## Stored records
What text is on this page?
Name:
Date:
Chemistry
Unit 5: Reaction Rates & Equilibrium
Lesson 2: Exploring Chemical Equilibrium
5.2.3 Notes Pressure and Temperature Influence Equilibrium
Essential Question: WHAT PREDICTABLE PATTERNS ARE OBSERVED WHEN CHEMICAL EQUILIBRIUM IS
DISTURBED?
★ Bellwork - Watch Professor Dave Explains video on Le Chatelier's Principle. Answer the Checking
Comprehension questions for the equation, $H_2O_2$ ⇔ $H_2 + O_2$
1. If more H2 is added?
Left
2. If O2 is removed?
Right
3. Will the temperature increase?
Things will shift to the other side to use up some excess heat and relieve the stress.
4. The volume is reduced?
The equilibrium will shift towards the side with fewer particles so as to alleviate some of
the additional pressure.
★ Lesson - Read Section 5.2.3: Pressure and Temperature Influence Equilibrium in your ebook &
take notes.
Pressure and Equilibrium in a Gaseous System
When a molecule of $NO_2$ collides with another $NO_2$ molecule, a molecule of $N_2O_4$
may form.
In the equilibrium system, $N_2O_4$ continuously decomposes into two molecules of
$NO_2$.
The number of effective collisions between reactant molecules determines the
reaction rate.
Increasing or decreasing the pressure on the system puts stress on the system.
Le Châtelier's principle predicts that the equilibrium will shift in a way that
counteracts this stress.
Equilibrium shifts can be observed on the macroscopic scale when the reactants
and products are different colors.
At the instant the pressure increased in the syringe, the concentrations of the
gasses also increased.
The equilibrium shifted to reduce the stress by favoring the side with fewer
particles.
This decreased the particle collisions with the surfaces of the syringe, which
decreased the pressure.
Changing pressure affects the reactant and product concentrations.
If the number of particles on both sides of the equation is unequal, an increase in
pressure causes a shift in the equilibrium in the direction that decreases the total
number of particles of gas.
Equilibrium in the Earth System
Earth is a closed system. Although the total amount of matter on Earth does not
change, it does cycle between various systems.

## Exercise details
Identify each line holding the string "equation", and copy it out.

## The output
Comprehension questions for the equation, $H_2O_2$ ⇔ $H_2 + O_2$
If the number of particles on both sides of the equation is unequal, an increase in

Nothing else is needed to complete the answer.